• Problem description: Copy all the material that follows, keeping every character the same.

• Stored rows:
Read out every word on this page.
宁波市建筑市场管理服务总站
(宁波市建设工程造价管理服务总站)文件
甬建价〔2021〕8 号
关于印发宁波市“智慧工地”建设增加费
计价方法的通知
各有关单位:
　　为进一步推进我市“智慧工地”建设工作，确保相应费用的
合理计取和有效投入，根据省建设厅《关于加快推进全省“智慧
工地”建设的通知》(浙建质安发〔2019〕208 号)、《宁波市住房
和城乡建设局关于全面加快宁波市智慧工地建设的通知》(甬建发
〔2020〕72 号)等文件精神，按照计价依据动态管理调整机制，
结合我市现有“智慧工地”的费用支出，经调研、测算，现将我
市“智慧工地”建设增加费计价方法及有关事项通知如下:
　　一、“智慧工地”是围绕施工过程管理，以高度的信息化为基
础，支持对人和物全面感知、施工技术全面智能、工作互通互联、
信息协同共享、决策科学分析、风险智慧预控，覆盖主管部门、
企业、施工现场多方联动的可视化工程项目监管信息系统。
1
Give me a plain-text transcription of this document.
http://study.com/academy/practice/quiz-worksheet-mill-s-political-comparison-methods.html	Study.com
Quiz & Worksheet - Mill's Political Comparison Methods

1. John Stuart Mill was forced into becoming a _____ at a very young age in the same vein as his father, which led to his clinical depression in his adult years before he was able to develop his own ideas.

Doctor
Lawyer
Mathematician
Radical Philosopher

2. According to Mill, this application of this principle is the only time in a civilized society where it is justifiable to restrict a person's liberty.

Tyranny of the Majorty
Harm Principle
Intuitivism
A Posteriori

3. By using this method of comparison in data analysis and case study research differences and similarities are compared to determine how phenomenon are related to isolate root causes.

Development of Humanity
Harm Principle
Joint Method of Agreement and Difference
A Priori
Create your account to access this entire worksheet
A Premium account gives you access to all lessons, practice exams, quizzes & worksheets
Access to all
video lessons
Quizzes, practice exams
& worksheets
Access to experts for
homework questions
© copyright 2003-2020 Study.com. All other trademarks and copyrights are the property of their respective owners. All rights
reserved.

• Solution to the problem:
Read out every word on this page.
宁波市建筑市场管理服务总站
(宁波市建设工程造价管理服务总站)文件
甬建价〔2021〕8 号
关于印发宁波市“智慧工地”建设增加费
计价方法的通知
各有关单位:
　　为进一步推进我市“智慧工地”建设工作，确保相应费用的
合理计取和有效投入，根据省建设厅《关于加快推进全省“智慧
工地”建设的通知》(浙建质安发〔2019〕208 号)、《宁波市住房
和城乡建设局关于全面加快宁波市智慧工地建设的通知》(甬建发
〔2020〕72 号)等文件精神，按照计价依据动态管理调整机制，
结合我市现有“智慧工地”的费用支出，经调研、测算，现将我
市“智慧工地”建设增加费计价方法及有关事项通知如下:
　　一、“智慧工地”是围绕施工过程管理，以高度的信息化为基
础，支持对人和物全面感知、施工技术全面智能、工作互通互联、
信息协同共享、决策科学分析、风险智慧预控，覆盖主管部门、
企业、施工现场多方联动的可视化工程项目监管信息系统。
1
Give me a plain-text transcription of this document.
http://study.com/academy/practice/quiz-worksheet-mill-s-political-comparison-methods.html	Study.com
Quiz & Worksheet - Mill's Political Comparison Methods

1. John Stuart Mill was forced into becoming a _____ at a very young age in the same vein as his father, which led to his clinical depression in his adult years before he was able to develop his own ideas.

Doctor
Lawyer
Mathematician
Radical Philosopher

2. According to Mill, this application of this principle is the only time in a civilized society where it is justifiable to restrict a person's liberty.

Tyranny of the Majorty
Harm Principle
Intuitivism
A Posteriori

3. By using this method of comparison in data analysis and case study research differences and similarities are compared to determine how phenomenon are related to isolate root causes.

Development of Humanity
Harm Principle
Joint Method of Agreement and Difference
A Priori
Create your account to access this entire worksheet
A Premium account gives you access to all lessons, practice exams, quizzes & worksheets
Access to all
video lessons
Quizzes, practice exams
& worksheets
Access to experts for
homework questions
© copyright 2003-2020 Study.com. All other trademarks and copyrights are the property of their respective owners. All rights
reserved.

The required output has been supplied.